SUPPLIED ENTRIES -
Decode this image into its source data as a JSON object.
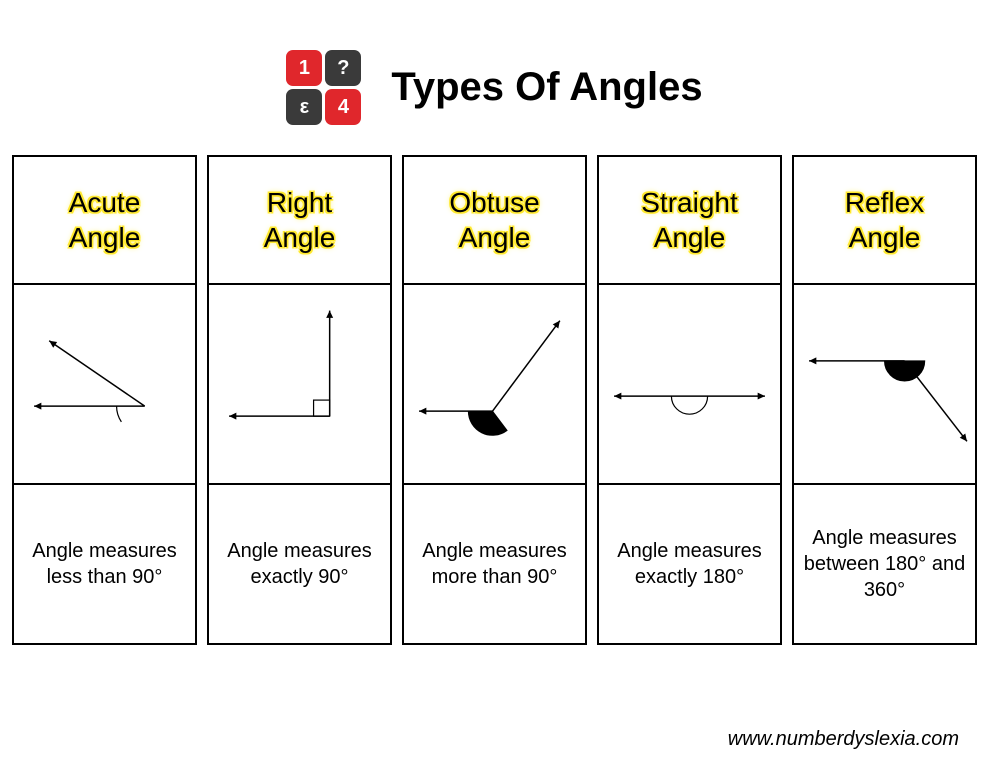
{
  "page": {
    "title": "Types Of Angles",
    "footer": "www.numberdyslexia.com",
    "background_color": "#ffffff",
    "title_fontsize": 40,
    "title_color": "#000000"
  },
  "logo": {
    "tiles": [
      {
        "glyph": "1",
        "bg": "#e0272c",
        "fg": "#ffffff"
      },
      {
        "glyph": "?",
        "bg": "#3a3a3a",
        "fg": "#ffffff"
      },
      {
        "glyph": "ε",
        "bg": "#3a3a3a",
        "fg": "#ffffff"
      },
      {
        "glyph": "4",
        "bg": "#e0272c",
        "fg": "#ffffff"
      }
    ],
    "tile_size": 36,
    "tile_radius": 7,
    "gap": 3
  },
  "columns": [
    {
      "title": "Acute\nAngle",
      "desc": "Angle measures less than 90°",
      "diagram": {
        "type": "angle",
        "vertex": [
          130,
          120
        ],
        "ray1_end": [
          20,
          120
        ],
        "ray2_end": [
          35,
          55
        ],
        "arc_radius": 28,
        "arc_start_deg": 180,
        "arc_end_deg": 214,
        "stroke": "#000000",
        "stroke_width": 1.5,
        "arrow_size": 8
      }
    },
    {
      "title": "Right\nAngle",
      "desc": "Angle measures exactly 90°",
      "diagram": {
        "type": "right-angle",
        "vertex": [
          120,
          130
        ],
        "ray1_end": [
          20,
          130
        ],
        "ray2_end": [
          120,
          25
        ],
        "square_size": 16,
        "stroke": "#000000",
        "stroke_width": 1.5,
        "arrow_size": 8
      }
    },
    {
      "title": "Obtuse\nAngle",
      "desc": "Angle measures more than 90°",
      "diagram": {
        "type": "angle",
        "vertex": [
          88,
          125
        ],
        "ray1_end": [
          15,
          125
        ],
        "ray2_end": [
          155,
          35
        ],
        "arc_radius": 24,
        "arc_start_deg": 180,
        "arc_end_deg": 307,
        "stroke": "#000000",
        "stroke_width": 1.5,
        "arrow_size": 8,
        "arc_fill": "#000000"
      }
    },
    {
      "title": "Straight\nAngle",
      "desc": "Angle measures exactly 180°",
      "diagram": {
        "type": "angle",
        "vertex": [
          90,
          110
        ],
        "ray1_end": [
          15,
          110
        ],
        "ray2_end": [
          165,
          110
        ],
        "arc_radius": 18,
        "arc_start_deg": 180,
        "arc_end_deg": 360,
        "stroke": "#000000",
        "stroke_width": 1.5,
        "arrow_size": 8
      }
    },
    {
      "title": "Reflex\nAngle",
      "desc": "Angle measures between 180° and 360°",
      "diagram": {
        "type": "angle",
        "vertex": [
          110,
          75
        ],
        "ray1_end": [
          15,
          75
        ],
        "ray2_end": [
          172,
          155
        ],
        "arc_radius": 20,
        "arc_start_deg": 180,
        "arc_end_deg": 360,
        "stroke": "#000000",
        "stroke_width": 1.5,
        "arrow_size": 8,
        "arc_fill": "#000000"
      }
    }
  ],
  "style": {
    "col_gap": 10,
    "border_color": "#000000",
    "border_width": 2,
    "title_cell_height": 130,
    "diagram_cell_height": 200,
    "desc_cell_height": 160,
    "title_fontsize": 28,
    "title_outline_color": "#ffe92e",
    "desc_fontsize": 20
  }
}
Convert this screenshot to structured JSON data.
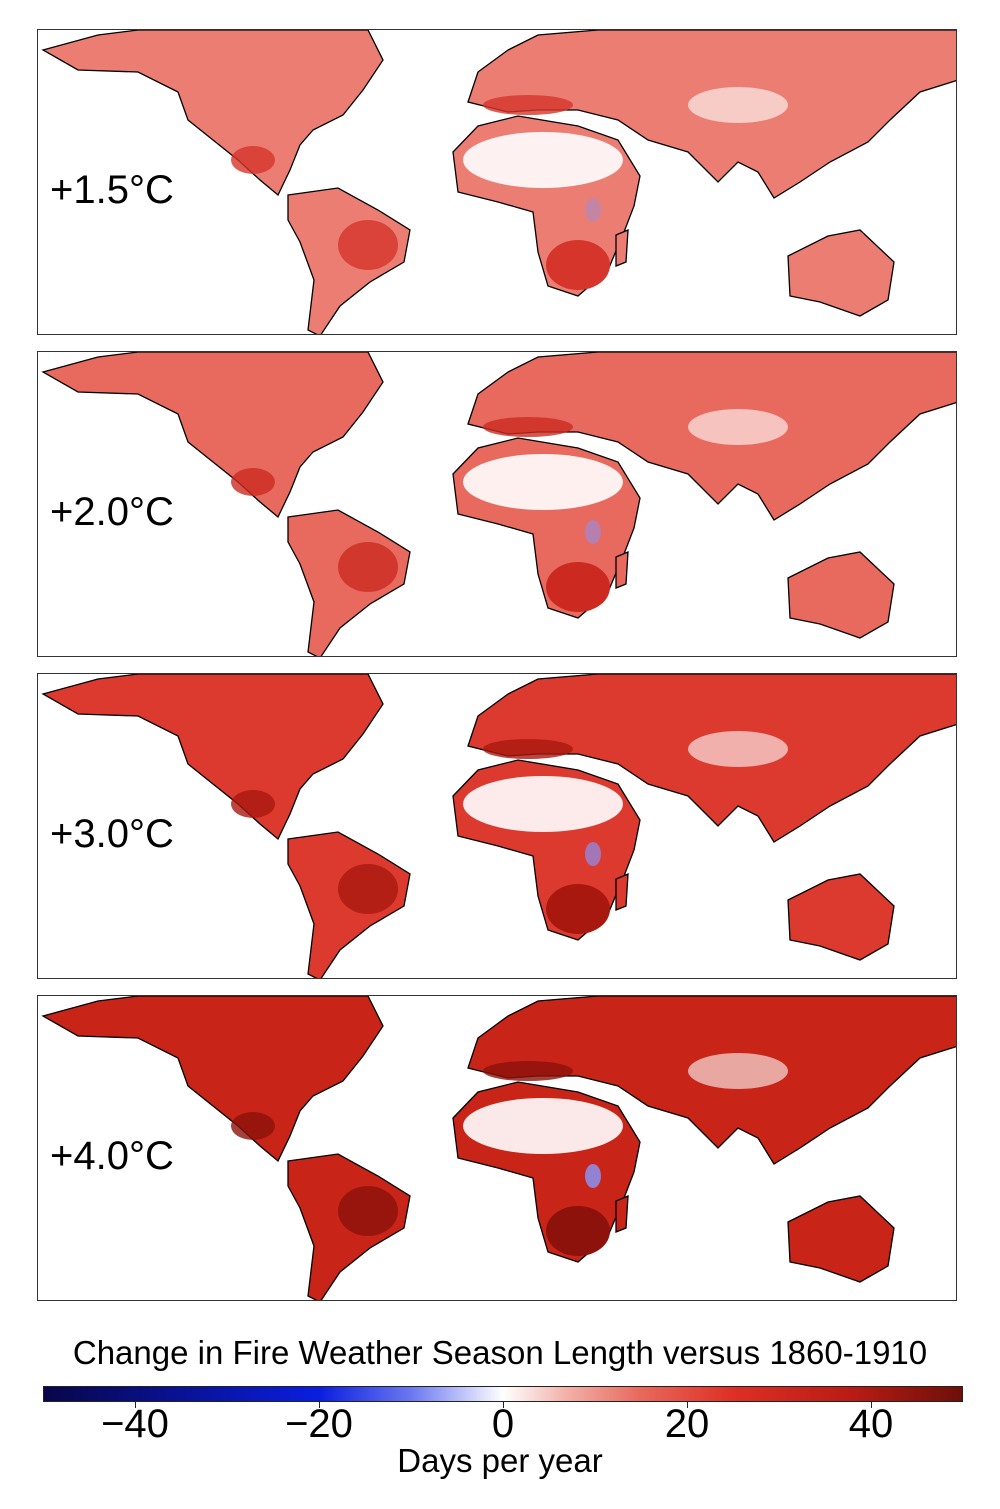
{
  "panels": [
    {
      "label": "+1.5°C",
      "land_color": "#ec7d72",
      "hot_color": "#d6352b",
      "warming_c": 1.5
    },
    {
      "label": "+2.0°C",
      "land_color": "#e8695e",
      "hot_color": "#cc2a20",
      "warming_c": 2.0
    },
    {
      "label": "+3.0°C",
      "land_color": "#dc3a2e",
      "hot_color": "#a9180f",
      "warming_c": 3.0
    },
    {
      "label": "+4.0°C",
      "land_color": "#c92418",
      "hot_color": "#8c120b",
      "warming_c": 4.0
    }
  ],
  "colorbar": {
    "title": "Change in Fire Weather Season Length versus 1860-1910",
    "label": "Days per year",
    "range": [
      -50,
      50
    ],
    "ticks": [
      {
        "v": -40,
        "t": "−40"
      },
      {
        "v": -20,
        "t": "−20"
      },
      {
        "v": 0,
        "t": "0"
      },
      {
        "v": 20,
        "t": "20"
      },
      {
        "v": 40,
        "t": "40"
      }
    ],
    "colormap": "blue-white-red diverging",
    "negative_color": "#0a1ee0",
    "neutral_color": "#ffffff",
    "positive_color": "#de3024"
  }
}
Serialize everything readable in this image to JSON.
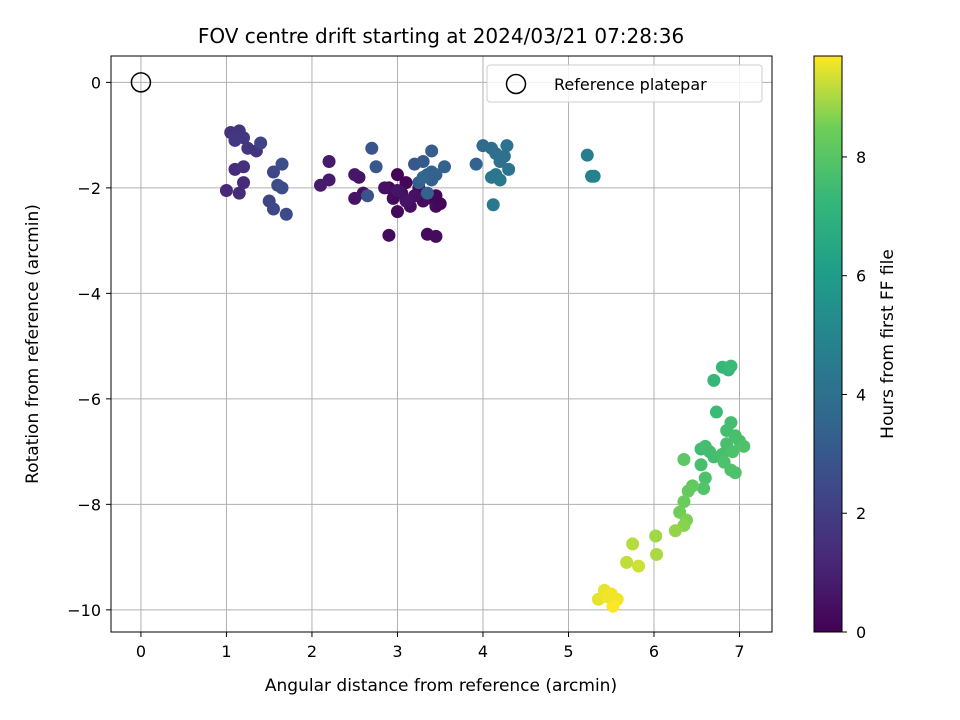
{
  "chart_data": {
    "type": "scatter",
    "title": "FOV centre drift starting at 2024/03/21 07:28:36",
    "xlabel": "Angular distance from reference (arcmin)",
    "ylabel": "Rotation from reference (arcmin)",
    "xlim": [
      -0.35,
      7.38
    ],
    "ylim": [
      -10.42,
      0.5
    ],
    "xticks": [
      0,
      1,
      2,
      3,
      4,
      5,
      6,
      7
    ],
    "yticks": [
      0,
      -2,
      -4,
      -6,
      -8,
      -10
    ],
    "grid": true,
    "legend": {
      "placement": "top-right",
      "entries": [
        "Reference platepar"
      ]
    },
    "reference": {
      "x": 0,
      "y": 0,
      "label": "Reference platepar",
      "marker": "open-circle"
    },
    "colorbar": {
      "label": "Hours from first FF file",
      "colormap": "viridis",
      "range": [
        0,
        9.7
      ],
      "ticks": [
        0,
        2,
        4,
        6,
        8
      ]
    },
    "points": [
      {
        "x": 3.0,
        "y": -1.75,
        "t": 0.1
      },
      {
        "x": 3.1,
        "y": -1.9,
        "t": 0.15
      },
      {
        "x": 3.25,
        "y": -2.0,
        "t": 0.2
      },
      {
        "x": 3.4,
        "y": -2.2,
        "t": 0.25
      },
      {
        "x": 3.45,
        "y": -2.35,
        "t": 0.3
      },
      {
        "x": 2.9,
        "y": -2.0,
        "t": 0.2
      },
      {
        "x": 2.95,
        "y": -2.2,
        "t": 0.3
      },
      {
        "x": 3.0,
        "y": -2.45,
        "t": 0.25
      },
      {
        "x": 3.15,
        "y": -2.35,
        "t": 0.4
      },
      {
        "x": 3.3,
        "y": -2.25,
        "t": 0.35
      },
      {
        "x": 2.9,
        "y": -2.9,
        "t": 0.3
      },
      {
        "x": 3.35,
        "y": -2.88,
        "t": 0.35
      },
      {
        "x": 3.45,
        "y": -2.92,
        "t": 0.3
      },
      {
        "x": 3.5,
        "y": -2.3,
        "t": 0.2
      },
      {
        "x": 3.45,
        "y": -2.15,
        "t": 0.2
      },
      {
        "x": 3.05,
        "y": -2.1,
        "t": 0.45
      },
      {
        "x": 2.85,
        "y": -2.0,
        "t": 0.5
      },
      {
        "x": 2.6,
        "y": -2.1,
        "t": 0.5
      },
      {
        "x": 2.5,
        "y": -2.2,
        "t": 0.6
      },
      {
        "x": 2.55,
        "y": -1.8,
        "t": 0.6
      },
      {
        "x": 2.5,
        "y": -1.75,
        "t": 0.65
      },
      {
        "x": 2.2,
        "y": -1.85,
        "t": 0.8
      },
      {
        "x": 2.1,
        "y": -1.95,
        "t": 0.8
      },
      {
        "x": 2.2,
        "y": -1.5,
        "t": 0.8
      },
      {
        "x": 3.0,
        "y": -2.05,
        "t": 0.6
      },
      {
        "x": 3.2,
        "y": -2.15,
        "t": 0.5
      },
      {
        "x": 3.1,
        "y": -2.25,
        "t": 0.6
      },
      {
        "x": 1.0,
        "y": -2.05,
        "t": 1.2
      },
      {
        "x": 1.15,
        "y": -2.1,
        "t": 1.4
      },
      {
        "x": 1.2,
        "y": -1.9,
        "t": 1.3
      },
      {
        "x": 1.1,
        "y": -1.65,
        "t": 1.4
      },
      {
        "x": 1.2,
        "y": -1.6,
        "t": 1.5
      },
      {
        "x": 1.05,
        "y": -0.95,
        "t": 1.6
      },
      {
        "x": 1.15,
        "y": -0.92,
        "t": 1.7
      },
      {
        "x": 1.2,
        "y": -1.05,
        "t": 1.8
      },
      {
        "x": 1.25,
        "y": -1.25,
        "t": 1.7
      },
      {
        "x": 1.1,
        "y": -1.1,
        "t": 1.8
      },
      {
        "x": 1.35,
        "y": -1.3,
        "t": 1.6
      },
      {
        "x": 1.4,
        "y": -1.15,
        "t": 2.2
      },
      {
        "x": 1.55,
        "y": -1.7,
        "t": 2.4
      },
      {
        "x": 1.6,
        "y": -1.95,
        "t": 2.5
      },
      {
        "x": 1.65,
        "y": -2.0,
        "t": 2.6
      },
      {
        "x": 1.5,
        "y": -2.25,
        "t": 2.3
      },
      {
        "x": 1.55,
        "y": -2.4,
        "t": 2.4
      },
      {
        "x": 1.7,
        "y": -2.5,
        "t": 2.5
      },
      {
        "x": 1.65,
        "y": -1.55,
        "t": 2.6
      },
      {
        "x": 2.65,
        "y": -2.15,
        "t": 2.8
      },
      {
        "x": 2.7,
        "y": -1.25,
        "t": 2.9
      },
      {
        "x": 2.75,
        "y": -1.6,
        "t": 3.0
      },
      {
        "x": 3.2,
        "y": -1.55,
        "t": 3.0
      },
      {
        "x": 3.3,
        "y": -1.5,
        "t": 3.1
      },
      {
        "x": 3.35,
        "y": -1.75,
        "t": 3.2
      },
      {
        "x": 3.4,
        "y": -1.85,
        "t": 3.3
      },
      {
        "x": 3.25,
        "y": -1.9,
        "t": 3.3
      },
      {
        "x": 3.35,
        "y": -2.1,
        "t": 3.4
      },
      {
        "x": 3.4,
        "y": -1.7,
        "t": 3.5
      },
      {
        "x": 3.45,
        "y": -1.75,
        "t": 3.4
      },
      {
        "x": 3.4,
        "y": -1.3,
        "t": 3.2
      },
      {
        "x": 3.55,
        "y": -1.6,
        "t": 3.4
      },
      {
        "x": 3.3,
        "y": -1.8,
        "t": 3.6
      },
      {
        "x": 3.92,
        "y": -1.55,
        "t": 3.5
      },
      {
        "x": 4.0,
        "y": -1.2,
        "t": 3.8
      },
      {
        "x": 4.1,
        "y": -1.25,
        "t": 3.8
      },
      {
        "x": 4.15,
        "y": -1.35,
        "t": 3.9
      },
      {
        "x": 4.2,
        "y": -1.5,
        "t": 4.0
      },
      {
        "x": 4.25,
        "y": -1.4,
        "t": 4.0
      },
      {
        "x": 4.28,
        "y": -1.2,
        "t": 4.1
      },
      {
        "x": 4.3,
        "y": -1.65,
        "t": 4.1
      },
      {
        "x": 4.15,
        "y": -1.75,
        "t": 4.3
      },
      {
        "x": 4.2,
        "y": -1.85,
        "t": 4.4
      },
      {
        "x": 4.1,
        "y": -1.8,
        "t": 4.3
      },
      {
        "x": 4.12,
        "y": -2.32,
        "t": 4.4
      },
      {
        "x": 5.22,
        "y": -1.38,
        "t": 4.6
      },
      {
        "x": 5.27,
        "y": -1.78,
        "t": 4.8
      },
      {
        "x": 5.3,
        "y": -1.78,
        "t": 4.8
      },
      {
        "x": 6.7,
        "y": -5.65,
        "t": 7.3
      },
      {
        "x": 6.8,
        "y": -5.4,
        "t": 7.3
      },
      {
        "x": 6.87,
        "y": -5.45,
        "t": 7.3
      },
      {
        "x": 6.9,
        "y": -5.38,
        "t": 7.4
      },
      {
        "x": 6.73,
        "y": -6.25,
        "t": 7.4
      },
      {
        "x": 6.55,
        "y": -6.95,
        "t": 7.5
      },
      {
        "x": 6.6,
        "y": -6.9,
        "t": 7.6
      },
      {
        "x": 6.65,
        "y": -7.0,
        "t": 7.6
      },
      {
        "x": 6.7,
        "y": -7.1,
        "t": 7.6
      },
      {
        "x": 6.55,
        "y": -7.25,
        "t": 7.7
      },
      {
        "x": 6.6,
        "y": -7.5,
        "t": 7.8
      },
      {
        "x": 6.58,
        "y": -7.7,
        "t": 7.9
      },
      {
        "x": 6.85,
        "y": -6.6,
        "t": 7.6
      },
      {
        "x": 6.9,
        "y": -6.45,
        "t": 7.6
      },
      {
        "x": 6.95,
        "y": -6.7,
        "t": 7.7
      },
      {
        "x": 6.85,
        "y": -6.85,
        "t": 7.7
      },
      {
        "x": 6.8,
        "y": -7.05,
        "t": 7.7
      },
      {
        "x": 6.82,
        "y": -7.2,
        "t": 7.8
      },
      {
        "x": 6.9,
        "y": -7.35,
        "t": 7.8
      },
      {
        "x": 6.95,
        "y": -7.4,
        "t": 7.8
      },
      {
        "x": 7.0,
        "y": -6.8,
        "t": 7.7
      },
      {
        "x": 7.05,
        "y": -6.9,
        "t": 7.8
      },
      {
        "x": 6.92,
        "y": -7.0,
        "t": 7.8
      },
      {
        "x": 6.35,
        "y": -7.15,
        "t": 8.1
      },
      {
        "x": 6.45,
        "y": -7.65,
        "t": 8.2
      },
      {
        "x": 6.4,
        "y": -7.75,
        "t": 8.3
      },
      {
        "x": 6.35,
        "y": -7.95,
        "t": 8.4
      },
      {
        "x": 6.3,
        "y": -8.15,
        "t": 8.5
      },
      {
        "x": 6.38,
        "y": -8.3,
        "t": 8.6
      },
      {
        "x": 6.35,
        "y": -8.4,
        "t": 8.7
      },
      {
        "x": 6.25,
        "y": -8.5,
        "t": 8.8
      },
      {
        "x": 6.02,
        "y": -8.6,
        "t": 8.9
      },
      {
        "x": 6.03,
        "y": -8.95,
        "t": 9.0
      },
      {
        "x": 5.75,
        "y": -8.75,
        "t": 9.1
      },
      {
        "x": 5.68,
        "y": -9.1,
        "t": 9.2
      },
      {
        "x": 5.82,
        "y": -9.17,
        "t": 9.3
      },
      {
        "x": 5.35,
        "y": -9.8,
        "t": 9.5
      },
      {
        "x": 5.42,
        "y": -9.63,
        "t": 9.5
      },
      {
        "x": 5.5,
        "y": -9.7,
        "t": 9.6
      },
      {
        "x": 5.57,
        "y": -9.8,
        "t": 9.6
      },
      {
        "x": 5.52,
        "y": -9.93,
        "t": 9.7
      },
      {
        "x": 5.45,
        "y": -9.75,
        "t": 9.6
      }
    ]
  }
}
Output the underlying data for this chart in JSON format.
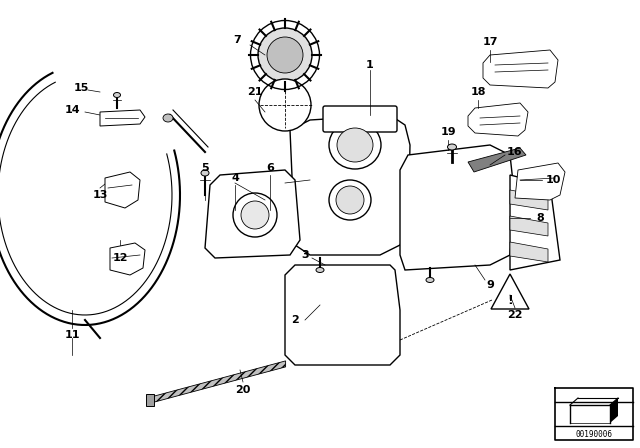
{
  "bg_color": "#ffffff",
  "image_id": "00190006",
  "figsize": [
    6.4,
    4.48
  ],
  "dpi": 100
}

SET PROBLEM -
Repeat only the lines from the line with "Output the underlying" to the end of the entries, including both the first and the last line, and drop every picture.

SOLUTION FOR THIS PROBLEM -
Output the underlying data for this chart in JSON format.
{
  "bg_color": "#ffffff",
  "image_id": "00190006",
  "figsize": [
    6.4,
    4.48
  ],
  "dpi": 100
}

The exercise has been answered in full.